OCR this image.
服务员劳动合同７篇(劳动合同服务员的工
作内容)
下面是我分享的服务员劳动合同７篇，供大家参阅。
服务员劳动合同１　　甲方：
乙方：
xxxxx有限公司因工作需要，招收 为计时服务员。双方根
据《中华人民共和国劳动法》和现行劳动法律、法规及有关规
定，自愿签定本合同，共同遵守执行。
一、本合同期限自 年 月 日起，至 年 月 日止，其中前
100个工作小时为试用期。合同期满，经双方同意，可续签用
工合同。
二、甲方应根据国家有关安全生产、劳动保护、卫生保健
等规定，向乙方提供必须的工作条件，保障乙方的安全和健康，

* * *

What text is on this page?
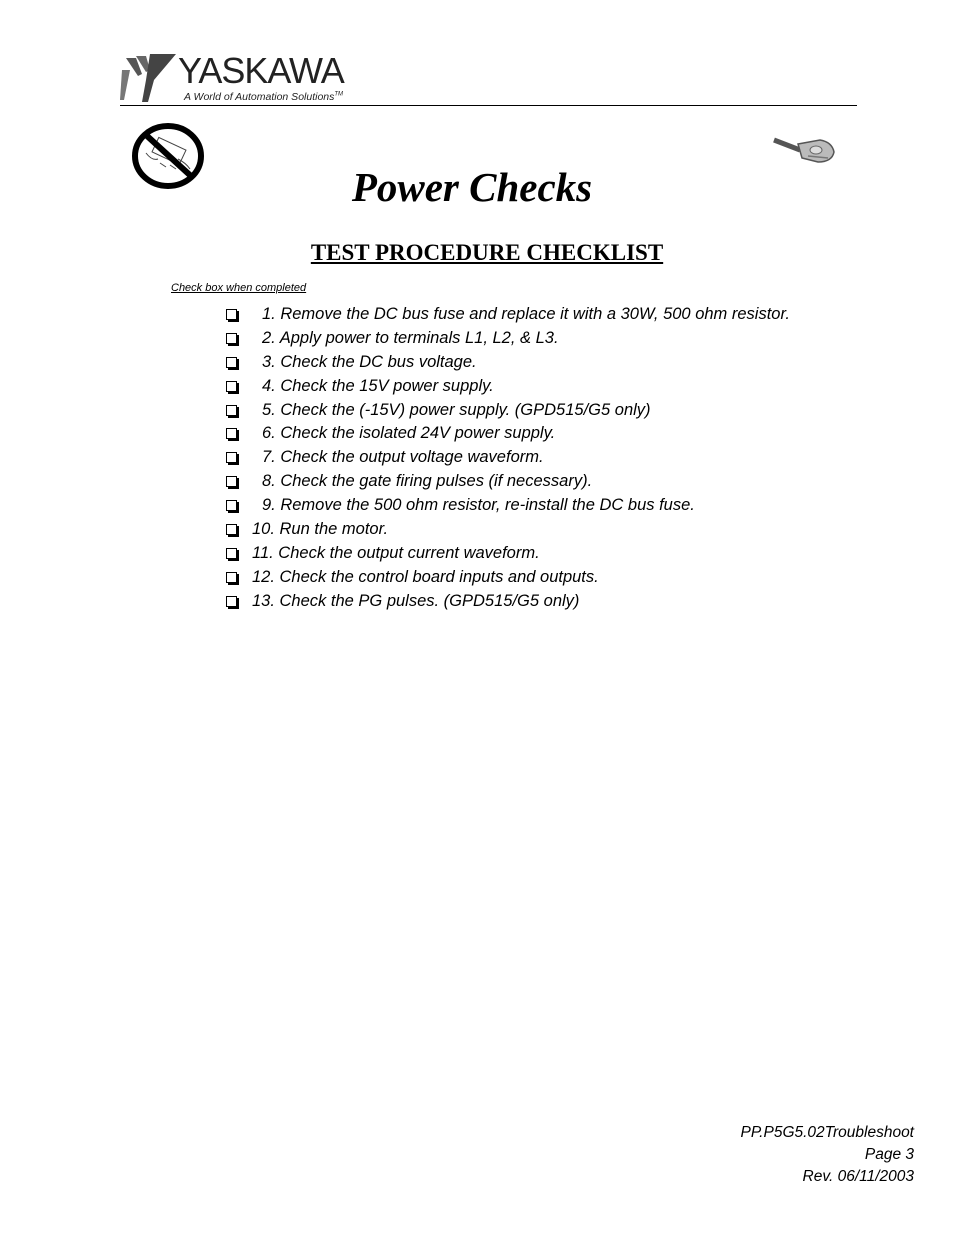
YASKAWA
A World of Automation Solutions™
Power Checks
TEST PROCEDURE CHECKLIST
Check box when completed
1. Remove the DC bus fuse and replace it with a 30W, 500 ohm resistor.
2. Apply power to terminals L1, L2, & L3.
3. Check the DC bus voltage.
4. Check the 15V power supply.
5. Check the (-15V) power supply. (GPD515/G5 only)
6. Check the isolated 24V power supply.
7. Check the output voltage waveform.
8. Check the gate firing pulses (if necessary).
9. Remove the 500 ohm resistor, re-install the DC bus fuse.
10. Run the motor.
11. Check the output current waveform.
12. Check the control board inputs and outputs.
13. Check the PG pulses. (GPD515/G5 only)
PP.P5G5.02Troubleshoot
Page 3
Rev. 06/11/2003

...

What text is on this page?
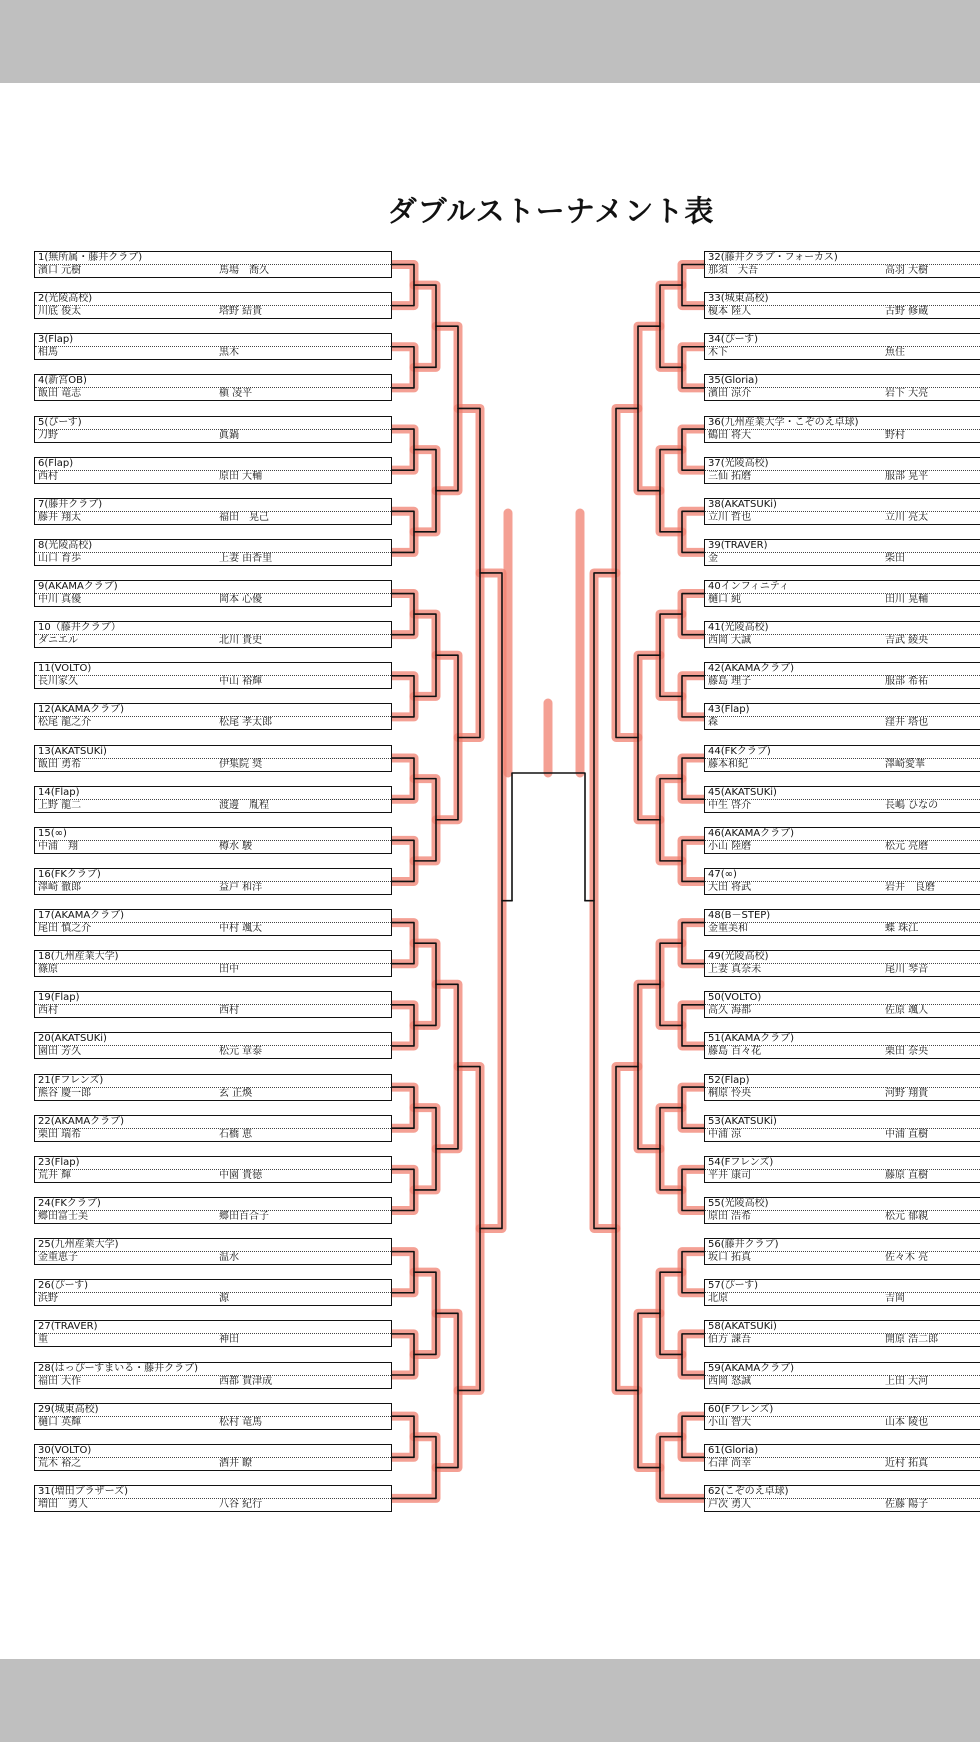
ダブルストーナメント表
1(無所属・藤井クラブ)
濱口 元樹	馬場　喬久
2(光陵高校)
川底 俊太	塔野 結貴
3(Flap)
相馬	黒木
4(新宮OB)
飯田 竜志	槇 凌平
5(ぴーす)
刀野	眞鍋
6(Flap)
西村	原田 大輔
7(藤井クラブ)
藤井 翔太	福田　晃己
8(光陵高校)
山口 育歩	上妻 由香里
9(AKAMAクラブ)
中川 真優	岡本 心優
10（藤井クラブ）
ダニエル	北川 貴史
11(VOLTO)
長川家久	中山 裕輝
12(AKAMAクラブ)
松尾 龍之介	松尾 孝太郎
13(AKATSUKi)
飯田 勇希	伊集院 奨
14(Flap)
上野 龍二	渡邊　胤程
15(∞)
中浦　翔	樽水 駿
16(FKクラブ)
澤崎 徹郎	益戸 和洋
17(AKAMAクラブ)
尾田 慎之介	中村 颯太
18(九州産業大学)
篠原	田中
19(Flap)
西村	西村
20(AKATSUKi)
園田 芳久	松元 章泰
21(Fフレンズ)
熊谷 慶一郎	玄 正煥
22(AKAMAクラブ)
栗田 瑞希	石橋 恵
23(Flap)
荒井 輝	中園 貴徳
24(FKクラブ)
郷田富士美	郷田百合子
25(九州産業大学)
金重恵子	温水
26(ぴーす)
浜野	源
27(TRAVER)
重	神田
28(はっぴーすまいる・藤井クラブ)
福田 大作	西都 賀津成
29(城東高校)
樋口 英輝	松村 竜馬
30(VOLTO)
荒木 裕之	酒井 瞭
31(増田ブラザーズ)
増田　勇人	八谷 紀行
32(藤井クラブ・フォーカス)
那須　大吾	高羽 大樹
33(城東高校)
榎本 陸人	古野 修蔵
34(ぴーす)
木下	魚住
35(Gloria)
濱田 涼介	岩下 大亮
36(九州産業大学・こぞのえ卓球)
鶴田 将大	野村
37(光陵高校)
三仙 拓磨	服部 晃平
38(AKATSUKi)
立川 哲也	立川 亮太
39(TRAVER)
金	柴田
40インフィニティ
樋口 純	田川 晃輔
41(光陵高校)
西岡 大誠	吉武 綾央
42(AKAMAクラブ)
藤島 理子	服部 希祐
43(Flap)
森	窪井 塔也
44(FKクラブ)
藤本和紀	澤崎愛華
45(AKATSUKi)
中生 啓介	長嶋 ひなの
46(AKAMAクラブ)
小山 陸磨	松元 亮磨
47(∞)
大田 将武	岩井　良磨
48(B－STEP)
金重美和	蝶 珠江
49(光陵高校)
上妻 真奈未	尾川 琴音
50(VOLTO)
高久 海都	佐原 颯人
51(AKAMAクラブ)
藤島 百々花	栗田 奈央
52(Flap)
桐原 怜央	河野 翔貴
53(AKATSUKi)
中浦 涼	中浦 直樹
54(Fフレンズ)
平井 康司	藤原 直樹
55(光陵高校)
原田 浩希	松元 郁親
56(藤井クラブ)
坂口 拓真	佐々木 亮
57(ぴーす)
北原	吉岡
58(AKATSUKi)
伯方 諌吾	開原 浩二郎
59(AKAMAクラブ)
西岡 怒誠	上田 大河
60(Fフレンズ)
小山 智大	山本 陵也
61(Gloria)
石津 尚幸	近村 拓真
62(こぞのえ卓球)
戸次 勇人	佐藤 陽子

CHALLENGE » How many of the listing's lines contain "supply"? Respond with a single number and nothing else.

ANSWER FOR THIS EXERCISE » 3